— BEGIN Available records —
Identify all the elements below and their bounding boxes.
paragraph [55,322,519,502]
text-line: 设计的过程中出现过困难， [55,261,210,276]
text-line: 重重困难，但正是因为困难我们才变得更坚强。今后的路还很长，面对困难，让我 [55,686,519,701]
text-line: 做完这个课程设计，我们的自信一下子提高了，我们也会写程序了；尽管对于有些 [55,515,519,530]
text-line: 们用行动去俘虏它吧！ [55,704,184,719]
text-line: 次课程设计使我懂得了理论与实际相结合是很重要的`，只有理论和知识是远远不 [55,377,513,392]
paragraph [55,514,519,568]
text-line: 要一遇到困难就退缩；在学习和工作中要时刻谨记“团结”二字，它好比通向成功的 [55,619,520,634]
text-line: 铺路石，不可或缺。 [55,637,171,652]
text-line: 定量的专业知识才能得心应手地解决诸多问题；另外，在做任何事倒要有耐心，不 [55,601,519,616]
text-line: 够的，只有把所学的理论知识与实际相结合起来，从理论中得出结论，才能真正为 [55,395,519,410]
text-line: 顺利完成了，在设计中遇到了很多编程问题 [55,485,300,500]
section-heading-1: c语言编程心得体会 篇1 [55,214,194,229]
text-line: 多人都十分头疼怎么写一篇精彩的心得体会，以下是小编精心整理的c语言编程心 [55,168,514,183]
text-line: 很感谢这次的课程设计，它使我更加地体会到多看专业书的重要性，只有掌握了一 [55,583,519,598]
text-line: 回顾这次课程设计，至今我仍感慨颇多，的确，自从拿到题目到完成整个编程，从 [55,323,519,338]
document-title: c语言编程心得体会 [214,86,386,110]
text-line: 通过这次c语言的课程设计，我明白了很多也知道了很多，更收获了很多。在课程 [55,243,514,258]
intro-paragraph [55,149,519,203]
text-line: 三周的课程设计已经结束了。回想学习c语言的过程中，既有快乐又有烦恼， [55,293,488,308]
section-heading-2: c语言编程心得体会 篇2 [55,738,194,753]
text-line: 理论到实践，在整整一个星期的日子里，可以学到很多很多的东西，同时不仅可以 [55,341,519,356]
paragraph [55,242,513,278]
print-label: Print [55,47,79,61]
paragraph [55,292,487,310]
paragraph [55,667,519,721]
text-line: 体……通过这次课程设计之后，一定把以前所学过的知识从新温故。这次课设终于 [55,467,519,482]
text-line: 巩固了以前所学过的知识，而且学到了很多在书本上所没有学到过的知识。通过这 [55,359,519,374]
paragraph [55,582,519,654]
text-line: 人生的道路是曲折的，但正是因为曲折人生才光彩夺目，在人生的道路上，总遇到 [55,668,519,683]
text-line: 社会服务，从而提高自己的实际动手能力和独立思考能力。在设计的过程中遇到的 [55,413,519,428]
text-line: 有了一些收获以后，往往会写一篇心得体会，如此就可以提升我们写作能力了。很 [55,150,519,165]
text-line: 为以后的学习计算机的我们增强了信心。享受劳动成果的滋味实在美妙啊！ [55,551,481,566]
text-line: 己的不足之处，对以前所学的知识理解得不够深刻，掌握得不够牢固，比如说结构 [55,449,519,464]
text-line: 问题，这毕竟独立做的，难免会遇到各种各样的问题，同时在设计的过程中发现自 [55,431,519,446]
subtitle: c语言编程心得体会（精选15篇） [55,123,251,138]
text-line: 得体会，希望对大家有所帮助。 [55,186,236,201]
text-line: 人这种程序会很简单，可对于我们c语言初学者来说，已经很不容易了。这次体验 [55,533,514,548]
— END Available records —
Reproduce every line of the listing above verbatim, with no changes, additions or omissions.

*The reply:*
Identify all the elements below and their bounding boxes.
paragraph [55,322,519,502]
text-line: 设计的过程中出现过困难， [55,261,210,276]
text-line: 重重困难，但正是因为困难我们才变得更坚强。今后的路还很长，面对困难，让我 [55,686,519,701]
text-line: 做完这个课程设计，我们的自信一下子提高了，我们也会写程序了；尽管对于有些 [55,515,519,530]
text-line: 们用行动去俘虏它吧！ [55,704,184,719]
text-line: 次课程设计使我懂得了理论与实际相结合是很重要的`，只有理论和知识是远远不 [55,377,513,392]
paragraph [55,514,519,568]
text-line: 要一遇到困难就退缩；在学习和工作中要时刻谨记“团结”二字，它好比通向成功的 [55,619,520,634]
text-line: 铺路石，不可或缺。 [55,637,171,652]
text-line: 定量的专业知识才能得心应手地解决诸多问题；另外，在做任何事倒要有耐心，不 [55,601,519,616]
text-line: 够的，只有把所学的理论知识与实际相结合起来，从理论中得出结论，才能真正为 [55,395,519,410]
text-line: 顺利完成了，在设计中遇到了很多编程问题 [55,485,300,500]
section-heading-1: c语言编程心得体会 篇1 [55,214,194,229]
text-line: 多人都十分头疼怎么写一篇精彩的心得体会，以下是小编精心整理的c语言编程心 [55,168,514,183]
text-line: 很感谢这次的课程设计，它使我更加地体会到多看专业书的重要性，只有掌握了一 [55,583,519,598]
text-line: 回顾这次课程设计，至今我仍感慨颇多，的确，自从拿到题目到完成整个编程，从 [55,323,519,338]
document-title: c语言编程心得体会 [214,86,386,110]
text-line: 通过这次c语言的课程设计，我明白了很多也知道了很多，更收获了很多。在课程 [55,243,514,258]
intro-paragraph [55,149,519,203]
text-line: 三周的课程设计已经结束了。回想学习c语言的过程中，既有快乐又有烦恼， [55,293,488,308]
section-heading-2: c语言编程心得体会 篇2 [55,738,194,753]
text-line: 理论到实践，在整整一个星期的日子里，可以学到很多很多的东西，同时不仅可以 [55,341,519,356]
paragraph [55,242,513,278]
print-label: Print [55,47,79,61]
paragraph [55,292,487,310]
paragraph [55,667,519,721]
text-line: 体……通过这次课程设计之后，一定把以前所学过的知识从新温故。这次课设终于 [55,467,519,482]
text-line: 巩固了以前所学过的知识，而且学到了很多在书本上所没有学到过的知识。通过这 [55,359,519,374]
paragraph [55,582,519,654]
text-line: 人生的道路是曲折的，但正是因为曲折人生才光彩夺目，在人生的道路上，总遇到 [55,668,519,683]
text-line: 社会服务，从而提高自己的实际动手能力和独立思考能力。在设计的过程中遇到的 [55,413,519,428]
text-line: 有了一些收获以后，往往会写一篇心得体会，如此就可以提升我们写作能力了。很 [55,150,519,165]
text-line: 为以后的学习计算机的我们增强了信心。享受劳动成果的滋味实在美妙啊！ [55,551,481,566]
text-line: 己的不足之处，对以前所学的知识理解得不够深刻，掌握得不够牢固，比如说结构 [55,449,519,464]
text-line: 问题，这毕竟独立做的，难免会遇到各种各样的问题，同时在设计的过程中发现自 [55,431,519,446]
subtitle: c语言编程心得体会（精选15篇） [55,123,251,138]
text-line: 得体会，希望对大家有所帮助。 [55,186,236,201]
text-line: 人这种程序会很简单，可对于我们c语言初学者来说，已经很不容易了。这次体验 [55,533,514,548]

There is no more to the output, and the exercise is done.